-- Start --
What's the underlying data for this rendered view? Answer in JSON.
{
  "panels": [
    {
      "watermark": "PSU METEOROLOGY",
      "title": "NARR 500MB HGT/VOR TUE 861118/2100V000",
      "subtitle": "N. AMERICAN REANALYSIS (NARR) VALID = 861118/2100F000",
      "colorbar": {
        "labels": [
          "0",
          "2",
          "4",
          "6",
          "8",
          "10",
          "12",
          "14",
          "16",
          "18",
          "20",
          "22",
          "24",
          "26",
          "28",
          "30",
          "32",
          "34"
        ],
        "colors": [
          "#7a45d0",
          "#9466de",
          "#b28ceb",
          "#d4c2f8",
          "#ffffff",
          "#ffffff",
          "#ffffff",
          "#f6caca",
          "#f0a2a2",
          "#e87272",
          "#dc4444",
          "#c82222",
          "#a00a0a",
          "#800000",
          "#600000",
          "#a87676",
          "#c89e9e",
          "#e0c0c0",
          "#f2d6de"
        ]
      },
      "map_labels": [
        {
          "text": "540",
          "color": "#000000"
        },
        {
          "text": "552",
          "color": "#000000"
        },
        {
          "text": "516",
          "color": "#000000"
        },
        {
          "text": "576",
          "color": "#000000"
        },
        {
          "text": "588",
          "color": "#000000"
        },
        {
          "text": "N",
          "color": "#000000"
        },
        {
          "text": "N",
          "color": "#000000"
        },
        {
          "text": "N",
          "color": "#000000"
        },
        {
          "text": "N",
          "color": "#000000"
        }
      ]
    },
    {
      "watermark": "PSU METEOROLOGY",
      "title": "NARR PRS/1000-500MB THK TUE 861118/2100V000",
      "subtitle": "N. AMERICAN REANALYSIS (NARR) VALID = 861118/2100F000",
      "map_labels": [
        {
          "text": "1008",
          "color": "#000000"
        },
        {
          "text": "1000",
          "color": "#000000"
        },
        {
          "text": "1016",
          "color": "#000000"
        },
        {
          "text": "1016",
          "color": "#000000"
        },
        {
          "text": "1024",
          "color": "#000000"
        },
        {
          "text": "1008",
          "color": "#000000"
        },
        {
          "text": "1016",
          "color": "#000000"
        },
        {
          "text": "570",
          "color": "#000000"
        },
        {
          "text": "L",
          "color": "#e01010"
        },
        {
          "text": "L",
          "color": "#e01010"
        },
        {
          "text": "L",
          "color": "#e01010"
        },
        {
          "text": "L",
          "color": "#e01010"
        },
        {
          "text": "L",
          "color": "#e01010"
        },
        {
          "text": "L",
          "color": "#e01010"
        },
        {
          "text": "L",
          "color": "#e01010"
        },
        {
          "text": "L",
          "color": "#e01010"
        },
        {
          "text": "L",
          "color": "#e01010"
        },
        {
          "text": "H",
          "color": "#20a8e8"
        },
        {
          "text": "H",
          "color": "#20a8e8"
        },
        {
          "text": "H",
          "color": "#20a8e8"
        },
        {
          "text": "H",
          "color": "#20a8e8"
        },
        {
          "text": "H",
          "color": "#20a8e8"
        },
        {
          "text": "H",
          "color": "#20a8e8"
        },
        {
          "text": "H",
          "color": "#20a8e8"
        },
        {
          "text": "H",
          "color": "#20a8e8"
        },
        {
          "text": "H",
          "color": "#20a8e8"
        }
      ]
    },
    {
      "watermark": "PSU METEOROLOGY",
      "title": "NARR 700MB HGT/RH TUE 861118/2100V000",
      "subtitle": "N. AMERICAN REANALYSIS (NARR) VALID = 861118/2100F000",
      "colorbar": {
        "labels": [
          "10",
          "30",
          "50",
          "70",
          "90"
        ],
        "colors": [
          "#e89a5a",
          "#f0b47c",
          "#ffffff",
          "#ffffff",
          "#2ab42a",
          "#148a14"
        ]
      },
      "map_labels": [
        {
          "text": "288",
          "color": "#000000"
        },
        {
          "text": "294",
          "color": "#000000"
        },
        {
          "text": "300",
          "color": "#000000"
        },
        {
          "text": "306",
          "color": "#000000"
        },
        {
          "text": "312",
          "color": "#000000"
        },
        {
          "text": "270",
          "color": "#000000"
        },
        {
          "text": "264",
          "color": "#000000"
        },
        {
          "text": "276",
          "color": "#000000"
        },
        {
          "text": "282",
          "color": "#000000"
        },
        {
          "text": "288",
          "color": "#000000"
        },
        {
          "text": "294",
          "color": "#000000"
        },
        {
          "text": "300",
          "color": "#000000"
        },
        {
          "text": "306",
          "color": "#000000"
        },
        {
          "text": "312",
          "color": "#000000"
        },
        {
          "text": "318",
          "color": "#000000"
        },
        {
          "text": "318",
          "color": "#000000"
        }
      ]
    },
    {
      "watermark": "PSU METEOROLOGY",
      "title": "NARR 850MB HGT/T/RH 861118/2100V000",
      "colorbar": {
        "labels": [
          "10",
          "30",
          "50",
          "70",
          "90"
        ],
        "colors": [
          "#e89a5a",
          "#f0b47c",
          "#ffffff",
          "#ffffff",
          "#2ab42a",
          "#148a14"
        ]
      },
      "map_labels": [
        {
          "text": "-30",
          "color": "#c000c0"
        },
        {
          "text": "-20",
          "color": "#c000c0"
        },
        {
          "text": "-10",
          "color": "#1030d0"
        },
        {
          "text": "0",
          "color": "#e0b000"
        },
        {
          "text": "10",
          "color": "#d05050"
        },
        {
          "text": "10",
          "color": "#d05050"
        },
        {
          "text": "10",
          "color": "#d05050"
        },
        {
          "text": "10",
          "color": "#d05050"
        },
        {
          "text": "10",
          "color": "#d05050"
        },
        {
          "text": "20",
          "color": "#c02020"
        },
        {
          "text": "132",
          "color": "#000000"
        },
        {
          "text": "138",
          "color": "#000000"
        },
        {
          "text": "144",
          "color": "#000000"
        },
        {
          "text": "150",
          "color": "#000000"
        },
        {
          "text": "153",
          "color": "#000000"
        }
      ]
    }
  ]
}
-- End --
■ Aim ■
Quote all of the entries exactly as they appear.

■ Answer in full ■
What's the underlying data for this rendered view? Answer in JSON.
{
  "panels": [
    {
      "watermark": "PSU METEOROLOGY",
      "title": "NARR 500MB HGT/VOR TUE 861118/2100V000",
      "subtitle": "N. AMERICAN REANALYSIS (NARR) VALID = 861118/2100F000",
      "colorbar": {
        "labels": [
          "0",
          "2",
          "4",
          "6",
          "8",
          "10",
          "12",
          "14",
          "16",
          "18",
          "20",
          "22",
          "24",
          "26",
          "28",
          "30",
          "32",
          "34"
        ],
        "colors": [
          "#7a45d0",
          "#9466de",
          "#b28ceb",
          "#d4c2f8",
          "#ffffff",
          "#ffffff",
          "#ffffff",
          "#f6caca",
          "#f0a2a2",
          "#e87272",
          "#dc4444",
          "#c82222",
          "#a00a0a",
          "#800000",
          "#600000",
          "#a87676",
          "#c89e9e",
          "#e0c0c0",
          "#f2d6de"
        ]
      },
      "map_labels": [
        {
          "text": "540",
          "color": "#000000"
        },
        {
          "text": "552",
          "color": "#000000"
        },
        {
          "text": "516",
          "color": "#000000"
        },
        {
          "text": "576",
          "color": "#000000"
        },
        {
          "text": "588",
          "color": "#000000"
        },
        {
          "text": "N",
          "color": "#000000"
        },
        {
          "text": "N",
          "color": "#000000"
        },
        {
          "text": "N",
          "color": "#000000"
        },
        {
          "text": "N",
          "color": "#000000"
        }
      ]
    },
    {
      "watermark": "PSU METEOROLOGY",
      "title": "NARR PRS/1000-500MB THK TUE 861118/2100V000",
      "subtitle": "N. AMERICAN REANALYSIS (NARR) VALID = 861118/2100F000",
      "map_labels": [
        {
          "text": "1008",
          "color": "#000000"
        },
        {
          "text": "1000",
          "color": "#000000"
        },
        {
          "text": "1016",
          "color": "#000000"
        },
        {
          "text": "1016",
          "color": "#000000"
        },
        {
          "text": "1024",
          "color": "#000000"
        },
        {
          "text": "1008",
          "color": "#000000"
        },
        {
          "text": "1016",
          "color": "#000000"
        },
        {
          "text": "570",
          "color": "#000000"
        },
        {
          "text": "L",
          "color": "#e01010"
        },
        {
          "text": "L",
          "color": "#e01010"
        },
        {
          "text": "L",
          "color": "#e01010"
        },
        {
          "text": "L",
          "color": "#e01010"
        },
        {
          "text": "L",
          "color": "#e01010"
        },
        {
          "text": "L",
          "color": "#e01010"
        },
        {
          "text": "L",
          "color": "#e01010"
        },
        {
          "text": "L",
          "color": "#e01010"
        },
        {
          "text": "L",
          "color": "#e01010"
        },
        {
          "text": "H",
          "color": "#20a8e8"
        },
        {
          "text": "H",
          "color": "#20a8e8"
        },
        {
          "text": "H",
          "color": "#20a8e8"
        },
        {
          "text": "H",
          "color": "#20a8e8"
        },
        {
          "text": "H",
          "color": "#20a8e8"
        },
        {
          "text": "H",
          "color": "#20a8e8"
        },
        {
          "text": "H",
          "color": "#20a8e8"
        },
        {
          "text": "H",
          "color": "#20a8e8"
        },
        {
          "text": "H",
          "color": "#20a8e8"
        }
      ]
    },
    {
      "watermark": "PSU METEOROLOGY",
      "title": "NARR 700MB HGT/RH TUE 861118/2100V000",
      "subtitle": "N. AMERICAN REANALYSIS (NARR) VALID = 861118/2100F000",
      "colorbar": {
        "labels": [
          "10",
          "30",
          "50",
          "70",
          "90"
        ],
        "colors": [
          "#e89a5a",
          "#f0b47c",
          "#ffffff",
          "#ffffff",
          "#2ab42a",
          "#148a14"
        ]
      },
      "map_labels": [
        {
          "text": "288",
          "color": "#000000"
        },
        {
          "text": "294",
          "color": "#000000"
        },
        {
          "text": "300",
          "color": "#000000"
        },
        {
          "text": "306",
          "color": "#000000"
        },
        {
          "text": "312",
          "color": "#000000"
        },
        {
          "text": "270",
          "color": "#000000"
        },
        {
          "text": "264",
          "color": "#000000"
        },
        {
          "text": "276",
          "color": "#000000"
        },
        {
          "text": "282",
          "color": "#000000"
        },
        {
          "text": "288",
          "color": "#000000"
        },
        {
          "text": "294",
          "color": "#000000"
        },
        {
          "text": "300",
          "color": "#000000"
        },
        {
          "text": "306",
          "color": "#000000"
        },
        {
          "text": "312",
          "color": "#000000"
        },
        {
          "text": "318",
          "color": "#000000"
        },
        {
          "text": "318",
          "color": "#000000"
        }
      ]
    },
    {
      "watermark": "PSU METEOROLOGY",
      "title": "NARR 850MB HGT/T/RH 861118/2100V000",
      "colorbar": {
        "labels": [
          "10",
          "30",
          "50",
          "70",
          "90"
        ],
        "colors": [
          "#e89a5a",
          "#f0b47c",
          "#ffffff",
          "#ffffff",
          "#2ab42a",
          "#148a14"
        ]
      },
      "map_labels": [
        {
          "text": "-30",
          "color": "#c000c0"
        },
        {
          "text": "-20",
          "color": "#c000c0"
        },
        {
          "text": "-10",
          "color": "#1030d0"
        },
        {
          "text": "0",
          "color": "#e0b000"
        },
        {
          "text": "10",
          "color": "#d05050"
        },
        {
          "text": "10",
          "color": "#d05050"
        },
        {
          "text": "10",
          "color": "#d05050"
        },
        {
          "text": "10",
          "color": "#d05050"
        },
        {
          "text": "10",
          "color": "#d05050"
        },
        {
          "text": "20",
          "color": "#c02020"
        },
        {
          "text": "132",
          "color": "#000000"
        },
        {
          "text": "138",
          "color": "#000000"
        },
        {
          "text": "144",
          "color": "#000000"
        },
        {
          "text": "150",
          "color": "#000000"
        },
        {
          "text": "153",
          "color": "#000000"
        }
      ]
    }
  ]
}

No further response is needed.